##### The records

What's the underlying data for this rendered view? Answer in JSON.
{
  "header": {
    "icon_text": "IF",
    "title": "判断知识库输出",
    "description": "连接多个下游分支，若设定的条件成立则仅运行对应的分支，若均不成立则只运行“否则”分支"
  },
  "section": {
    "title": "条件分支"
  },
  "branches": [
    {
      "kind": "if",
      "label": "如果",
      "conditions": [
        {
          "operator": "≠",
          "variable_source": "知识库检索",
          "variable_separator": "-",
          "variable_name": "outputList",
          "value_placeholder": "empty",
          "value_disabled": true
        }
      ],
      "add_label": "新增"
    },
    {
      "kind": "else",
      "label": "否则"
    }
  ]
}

##########

## Exercise goal
Print the records above in full, exactly.

## Result of the task
What's the underlying data for this rendered view? Answer in JSON.
{
  "header": {
    "icon_text": "IF",
    "title": "判断知识库输出",
    "description": "连接多个下游分支，若设定的条件成立则仅运行对应的分支，若均不成立则只运行“否则”分支"
  },
  "section": {
    "title": "条件分支"
  },
  "branches": [
    {
      "kind": "if",
      "label": "如果",
      "conditions": [
        {
          "operator": "≠",
          "variable_source": "知识库检索",
          "variable_separator": "-",
          "variable_name": "outputList",
          "value_placeholder": "empty",
          "value_disabled": true
        }
      ],
      "add_label": "新增"
    },
    {
      "kind": "else",
      "label": "否则"
    }
  ]
}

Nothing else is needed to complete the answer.